# Start of GIVEN RECORDS
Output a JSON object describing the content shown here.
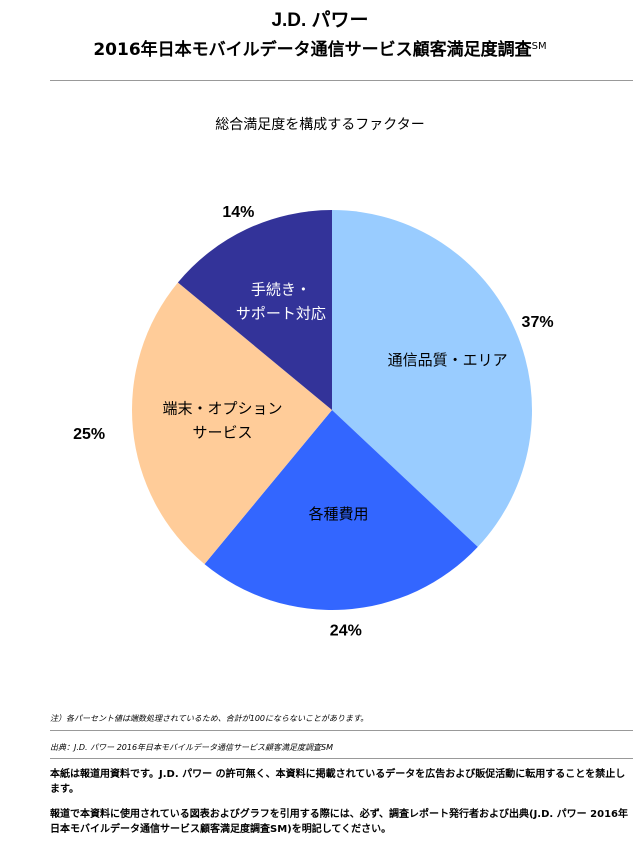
{
  "header": {
    "line1": "J.D. パワー",
    "line2": "2016年日本モバイルデータ通信サービス顧客満足度調査",
    "line2_sup": "SM"
  },
  "chart_data": {
    "type": "pie",
    "title": "総合満足度を構成するファクター",
    "slices": [
      {
        "label": "通信品質・エリア",
        "value": 37,
        "pct_label": "37%",
        "color": "#99ccff"
      },
      {
        "label": "各種費用",
        "value": 24,
        "pct_label": "24%",
        "color": "#3366ff"
      },
      {
        "label": "端末・オプションサービス",
        "label_lines": [
          "端末・オプション",
          "サービス"
        ],
        "value": 25,
        "pct_label": "25%",
        "color": "#ffcc99"
      },
      {
        "label": "手続き・サポート対応",
        "label_lines": [
          "手続き・",
          "サポート対応"
        ],
        "value": 14,
        "pct_label": "14%",
        "color": "#333399"
      }
    ]
  },
  "notes": {
    "note1": "注）各パーセント値は端数処理されているため、合計が100にならないことがあります。",
    "note2": "出典：J.D. パワー 2016年日本モバイルデータ通信サービス顧客満足度調査SM"
  },
  "disclaimer": {
    "p1": "本紙は報道用資料です。J.D. パワー の許可無く、本資料に掲載されているデータを広告および販促活動に転用することを禁止します。",
    "p2": "報道で本資料に使用されている図表およびグラフを引用する際には、必ず、調査レポート発行者および出典(J.D. パワー 2016年日本モバイルデータ通信サービス顧客満足度調査SM)を明記してください。"
  }
}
# End of GIVEN RECORDS
# [TASK PROMPT]
Without including any pictures, print all of the material exactly as given.

# [WRITTEN RESPONSE]
Output a JSON object describing the content shown here.
{
  "header": {
    "line1": "J.D. パワー",
    "line2": "2016年日本モバイルデータ通信サービス顧客満足度調査",
    "line2_sup": "SM"
  },
  "chart_data": {
    "type": "pie",
    "title": "総合満足度を構成するファクター",
    "slices": [
      {
        "label": "通信品質・エリア",
        "value": 37,
        "pct_label": "37%",
        "color": "#99ccff"
      },
      {
        "label": "各種費用",
        "value": 24,
        "pct_label": "24%",
        "color": "#3366ff"
      },
      {
        "label": "端末・オプションサービス",
        "label_lines": [
          "端末・オプション",
          "サービス"
        ],
        "value": 25,
        "pct_label": "25%",
        "color": "#ffcc99"
      },
      {
        "label": "手続き・サポート対応",
        "label_lines": [
          "手続き・",
          "サポート対応"
        ],
        "value": 14,
        "pct_label": "14%",
        "color": "#333399"
      }
    ]
  },
  "notes": {
    "note1": "注）各パーセント値は端数処理されているため、合計が100にならないことがあります。",
    "note2": "出典：J.D. パワー 2016年日本モバイルデータ通信サービス顧客満足度調査SM"
  },
  "disclaimer": {
    "p1": "本紙は報道用資料です。J.D. パワー の許可無く、本資料に掲載されているデータを広告および販促活動に転用することを禁止します。",
    "p2": "報道で本資料に使用されている図表およびグラフを引用する際には、必ず、調査レポート発行者および出典(J.D. パワー 2016年日本モバイルデータ通信サービス顧客満足度調査SM)を明記してください。"
  }
}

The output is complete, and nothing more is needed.